**EXERCISE PROMPT:** Find the lines of data that contain the string "малих", then list them.

**RECORDS SUPPLIED:**
□ □ □ □
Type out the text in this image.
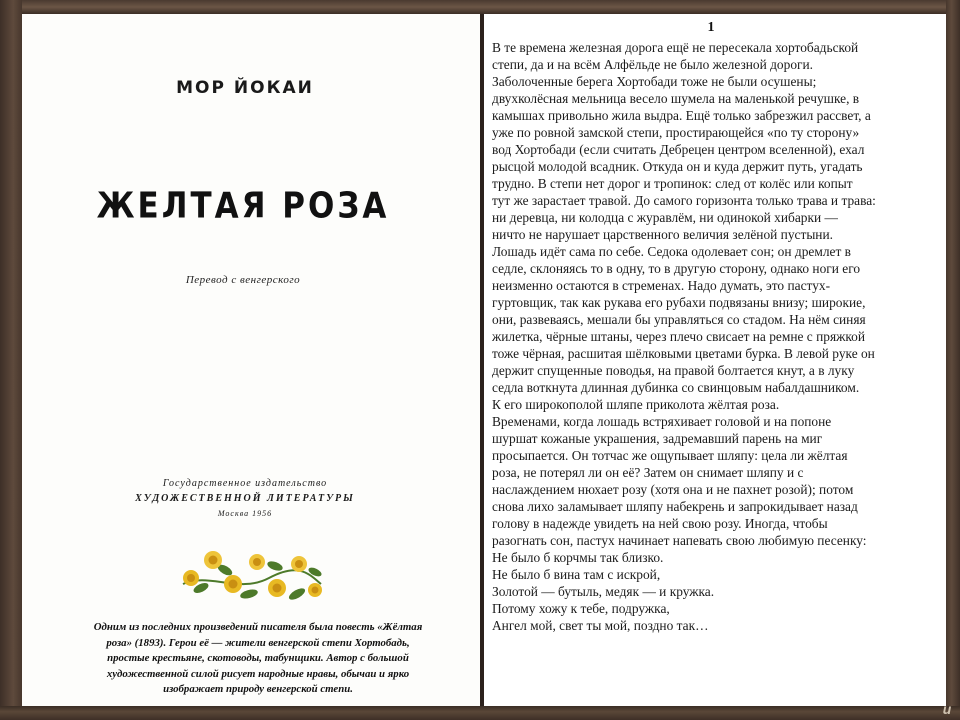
МОР ЙОКАИ
ЖЕЛТАЯ РОЗА
Перевод с венгерского
Государственное издательство
ХУДОЖЕСТВЕННОЙ ЛИТЕРАТУРЫ
Москва 1956
Одним из последних произведений писателя была повесть «Жёлтая
роза» (1893). Герои её — жители венгерской степи Хортобадь,
простые крестьяне, скотоводы, табунщики. Автор с большой
художественной силой рисует народные нравы, обычаи и ярко
изображает природу венгерской степи.
1
В те времена железная дорога ещё не пересекала хортобадьской
степи, да и на всём Алфёльде не было железной дороги.
Заболоченные берега Хортобади тоже не были осушены;
двухколёсная мельница весело шумела на маленькой речушке, в
камышах привольно жила выдра. Ещё только забрезжил рассвет, а
уже по ровной замской степи, простирающейся «по ту сторону»
вод Хортобади (если считать Дебрецен центром вселенной), ехал
рысцой молодой всадник. Откуда он и куда держит путь, угадать
трудно. В степи нет дорог и тропинок: след от колёс или копыт
тут же зарастает травой. До самого горизонта только трава и трава:
ни деревца, ни колодца с журавлём, ни одинокой хибарки —
ничто не нарушает царственного величия зелёной пустыни.
Лошадь идёт сама по себе. Седока одолевает сон; он дремлет в
седле, склоняясь то в одну, то в другую сторону, однако ноги его
неизменно остаются в стременах. Надо думать, это пастух-
гуртовщик, так как рукава его рубахи подвязаны внизу; широкие,
они, развеваясь, мешали бы управляться со стадом. На нём синяя
жилетка, чёрные штаны, через плечо свисает на ремне с пряжкой
тоже чёрная, расшитая шёлковыми цветами бурка. В левой руке он
держит спущенные поводья, на правой болтается кнут, а в луку
седла воткнута длинная дубинка со свинцовым набалдашником.
К его широкополой шляпе приколота жёлтая роза.
Временами, когда лошадь встряхивает головой и на попоне
шуршат кожаные украшения, задремавший парень на миг
просыпается. Он тотчас же ощупывает шляпу: цела ли жёлтая
роза, не потерял ли он её? Затем он снимает шляпу и с
наслаждением нюхает розу (хотя она и не пахнет розой); потом
снова лихо заламывает шляпу набекрень и запрокидывает назад
голову в надежде увидеть на ней свою розу. Иногда, чтобы
разогнать сон, пастух начинает напевать свою любимую песенку:
Не было б корчмы так близко.
Не было б вина там с искрой,
Золотой — бутыль, медяк — и кружка.
Потому хожу к тебе, подружка,
Ангел мой, свет ты мой, поздно так…
и
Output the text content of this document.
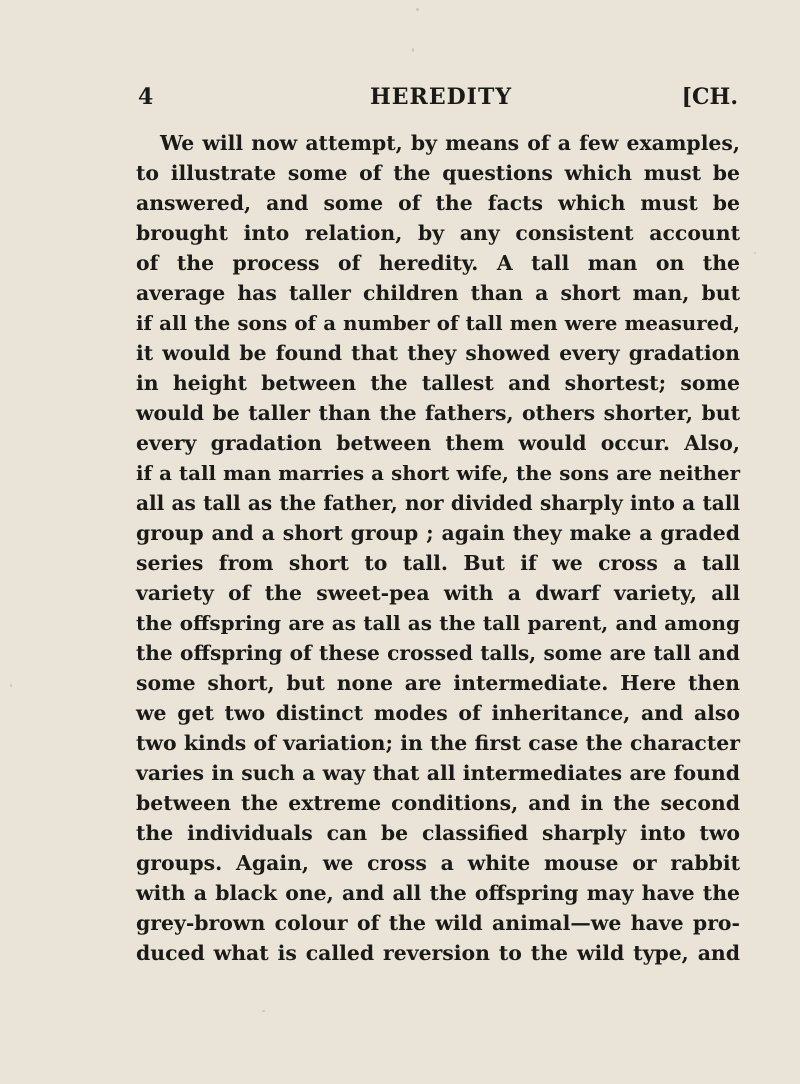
4	HEREDITY	[CH.
We will now attempt, by means of a few examples,
to illustrate some of the questions which must be
answered, and some of the facts which must be
brought into relation, by any consistent account
of the process of heredity. A tall man on the
average has taller children than a short man, but
if all the sons of a number of tall men were measured,
it would be found that they showed every gradation
in height between the tallest and shortest; some
would be taller than the fathers, others shorter, but
every gradation between them would occur. Also,
if a tall man marries a short wife, the sons are neither
all as tall as the father, nor divided sharply into a tall
group and a short group ; again they make a graded
series from short to tall. But if we cross a tall
variety of the sweet-pea with a dwarf variety, all
the offspring are as tall as the tall parent, and among
the offspring of these crossed talls, some are tall and
some short, but none are intermediate. Here then
we get two distinct modes of inheritance, and also
two kinds of variation; in the first case the character
varies in such a way that all intermediates are found
between the extreme conditions, and in the second
the individuals can be classified sharply into two
groups. Again, we cross a white mouse or rabbit
with a black one, and all the offspring may have the
grey-brown colour of the wild animal—we have pro-
duced what is called reversion to the wild type, and
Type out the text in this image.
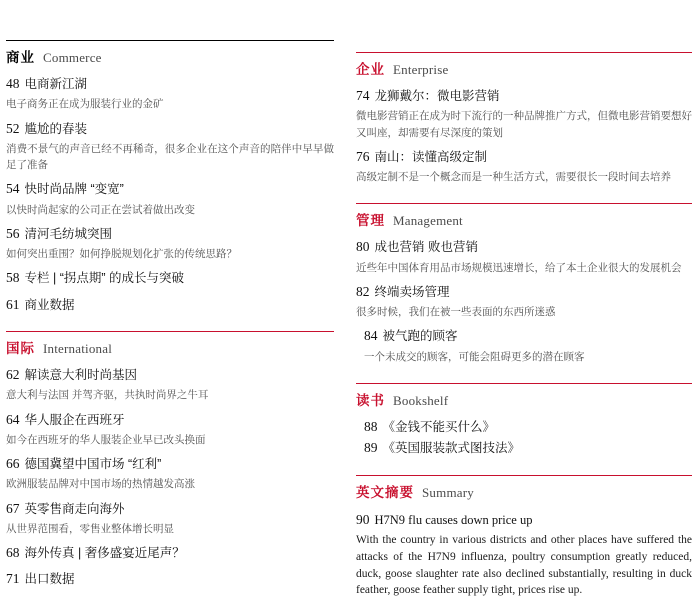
商业 Commerce
48 电商新江湖
电子商务正在成为服装行业的金矿
52 尴尬的春装
消费不景气的声音已经不再稀奇，很多企业在这个声音的陪伴中早早做足了准备
54 快时尚品牌 “变宽”
以快时尚起家的公司正在尝试着做出改变
56 清河毛纺城突围
如何突出重围？如何挣脱规划化扩张的传统思路？
58 专栏 | “拐点期” 的成长与突破
61 商业数据
国际 International
62 解读意大利时尚基因
意大利与法国 并驾齐驱，共执时尚界之牛耳
64 华人服企在西班牙
如今在西班牙的华人服装企业早已改头换面
66 德国冀望中国市场 “红利”
欧洲服装品牌对中国市场的热情越发高涨
67 英零售商走向海外
从世界范围看，零售业整体增长明显
68 海外传真 | 奢侈盛宴近尾声？
71 出口数据
企业 Enterprise
74 龙狮戴尔：微电影营销
微电影营销正在成为时下流行的一种品牌推广方式，但微电影营销要想好又叫座，却需要有尽深度的策划
76 南山：读懂高级定制
高级定制不是一个概念而是一种生活方式，需要很长一段时间去培养
管理 Management
80 成也营销 败也营销
近些年中国体育用品市场规模迅速增长，给了本土企业很大的发展机会
82 终端卖场管理
很多时候，我们在被一些表面的东西所迷惑
84 被气跑的顾客
一个未成交的顾客，可能会阻碍更多的潜在顾客
读书 Bookshelf
88 《金钱不能买什么》
89 《英国服装款式图技法》
英文摘要 Summary
90 H7N9 flu causes down price up
With the country in various districts and other places have suffered the attacks of the H7N9 influenza, poultry consumption greatly reduced, duck, goose slaughter rate also declined substantially, resulting in duck feather, goose feather supply tight, prices rise up.
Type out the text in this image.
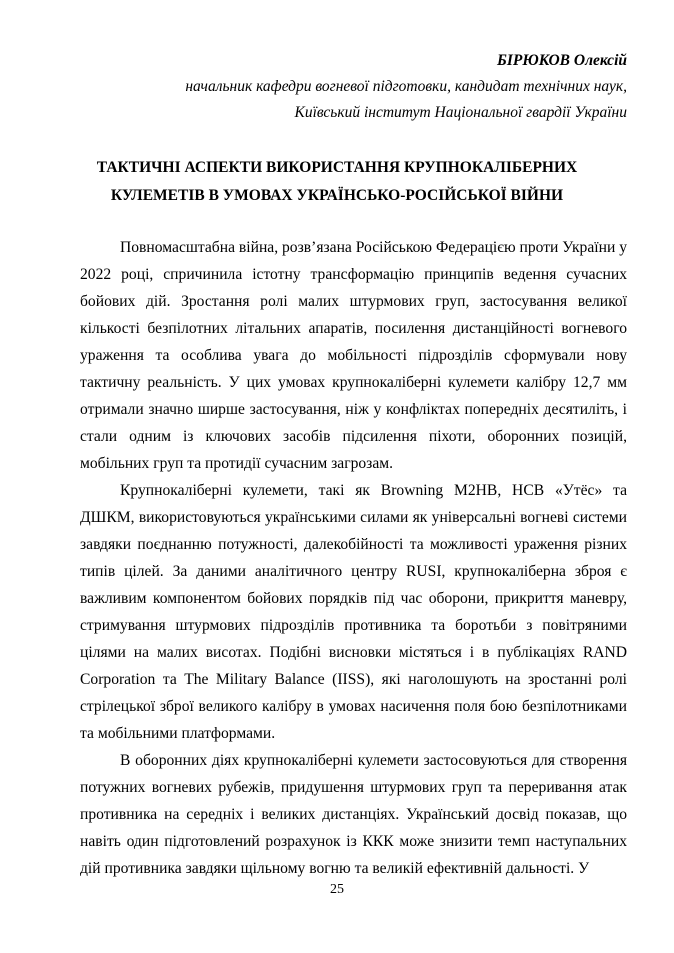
БІРЮКОВ Олексій
начальник кафедри вогневої підготовки, кандидат технічних наук,
Київський інститут Національної гвардії України
ТАКТИЧНІ АСПЕКТИ ВИКОРИСТАННЯ КРУПНОКАЛІБЕРНИХ
КУЛЕМЕТІВ В УМОВАХ УКРАЇНСЬКО-РОСІЙСЬКОЇ ВІЙНИ

Повномасштабна війна, розв’язана Російською Федерацією проти України у 2022 році, спричинила істотну трансформацію принципів ведення сучасних бойових дій. Зростання ролі малих штурмових груп, застосування великої кількості безпілотних літальних апаратів, посилення дистанційності вогневого ураження та особлива увага до мобільності підрозділів сформували нову тактичну реальність. У цих умовах крупнокаліберні кулемети калібру 12,7 мм отримали значно ширше застосування, ніж у конфліктах попередніх десятиліть, і стали одним із ключових засобів підсилення піхоти, оборонних позицій, мобільних груп та протидії сучасним загрозам.

Крупнокаліберні кулемети, такі як Browning M2HB, НСВ «Утёс» та ДШКМ, використовуються українськими силами як універсальні вогневі системи завдяки поєднанню потужності, далекобійності та можливості ураження різних типів цілей. За даними аналітичного центру RUSI, крупнокаліберна зброя є важливим компонентом бойових порядків під час оборони, прикриття маневру, стримування штурмових підрозділів противника та боротьби з повітряними цілями на малих висотах. Подібні висновки містяться і в публікаціях RAND Corporation та The Military Balance (IISS), які наголошують на зростанні ролі стрілецької зброї великого калібру в умовах насичення поля бою безпілотниками та мобільними платформами.

В оборонних діях крупнокаліберні кулемети застосовуються для створення потужних вогневих рубежів, придушення штурмових груп та переривання атак противника на середніх і великих дистанціях. Український досвід показав, що навіть один підготовлений розрахунок із ККК може знизити темп наступальних дій противника завдяки щільному вогню та великій ефективній дальності. У

25
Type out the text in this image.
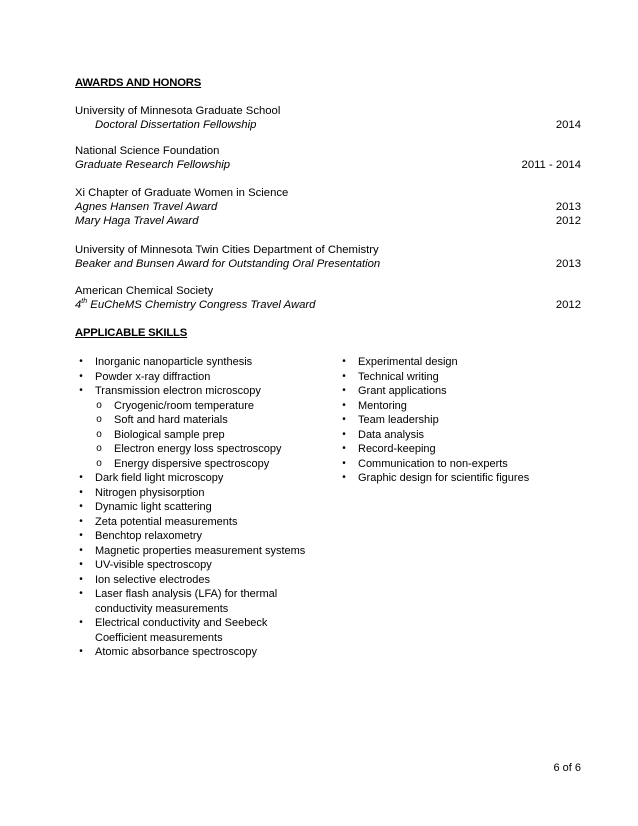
AWARDS AND HONORS
University of Minnesota Graduate School
Doctoral Dissertation Fellowship	2014
National Science Foundation
Graduate Research Fellowship	2011 - 2014
Xi Chapter of Graduate Women in Science
Agnes Hansen Travel Award	2013
Mary Haga Travel Award	2012
University of Minnesota Twin Cities Department of Chemistry
Beaker and Bunsen Award for Outstanding Oral Presentation	2013
American Chemical Society
4th EuCheMS Chemistry Congress Travel Award	2012
APPLICABLE SKILLS
•	Inorganic nanoparticle synthesis
•	Powder x-ray diffraction
•	Transmission electron microscopy
o Cryogenic/room temperature
o Soft and hard materials
o Biological sample prep
o Electron energy loss spectroscopy
o Energy dispersive spectroscopy
•	Dark field light microscopy
•	Nitrogen physisorption
•	Dynamic light scattering
•	Zeta potential measurements
•	Benchtop relaxometry
•	Magnetic properties measurement systems
•	UV-visible spectroscopy
•	Ion selective electrodes
•	Laser flash analysis (LFA) for thermal
conductivity measurements
•	Electrical conductivity and Seebeck
Coefficient measurements
•	Atomic absorbance spectroscopy
•	Experimental design
•	Technical writing
•	Grant applications
•	Mentoring
•	Team leadership
•	Data analysis
•	Record-keeping
•	Communication to non-experts
•	Graphic design for scientific figures
6 of 6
□ □ □ □
**TASK OUTPUT:**
Повномасштабна війна, розв’язана Російською Федерацією проти України у 2022 році, спричинила істотну трансформацію принципів ведення сучасних бойових дій. Зростання ролі малих штурмових груп, застосування великої кількості безпілотних літальних апаратів, посилення дистанційності вогневого ураження та особлива увага до мобільності підрозділів сформували нову тактичну реальність. У цих умовах крупнокаліберні кулемети калібру 12,7 мм отримали значно ширше застосування, ніж у конфліктах попередніх десятиліть, і стали одним із ключових засобів підсилення піхоти, оборонних позицій, мобільних груп та протидії сучасним загрозам.
Крупнокаліберні кулемети, такі як Browning M2HB, НСВ «Утёс» та ДШКМ, використовуються українськими силами як універсальні вогневі системи завдяки поєднанню потужності, далекобійності та можливості ураження різних типів цілей. За даними аналітичного центру RUSI, крупнокаліберна зброя є важливим компонентом бойових порядків під час оборони, прикриття маневру, стримування штурмових підрозділів противника та боротьби з повітряними цілями на малих висотах. Подібні висновки містяться і в публікаціях RAND Corporation та The Military Balance (IISS), які наголошують на зростанні ролі стрілецької зброї великого калібру в умовах насичення поля бою безпілотниками та мобільними платформами.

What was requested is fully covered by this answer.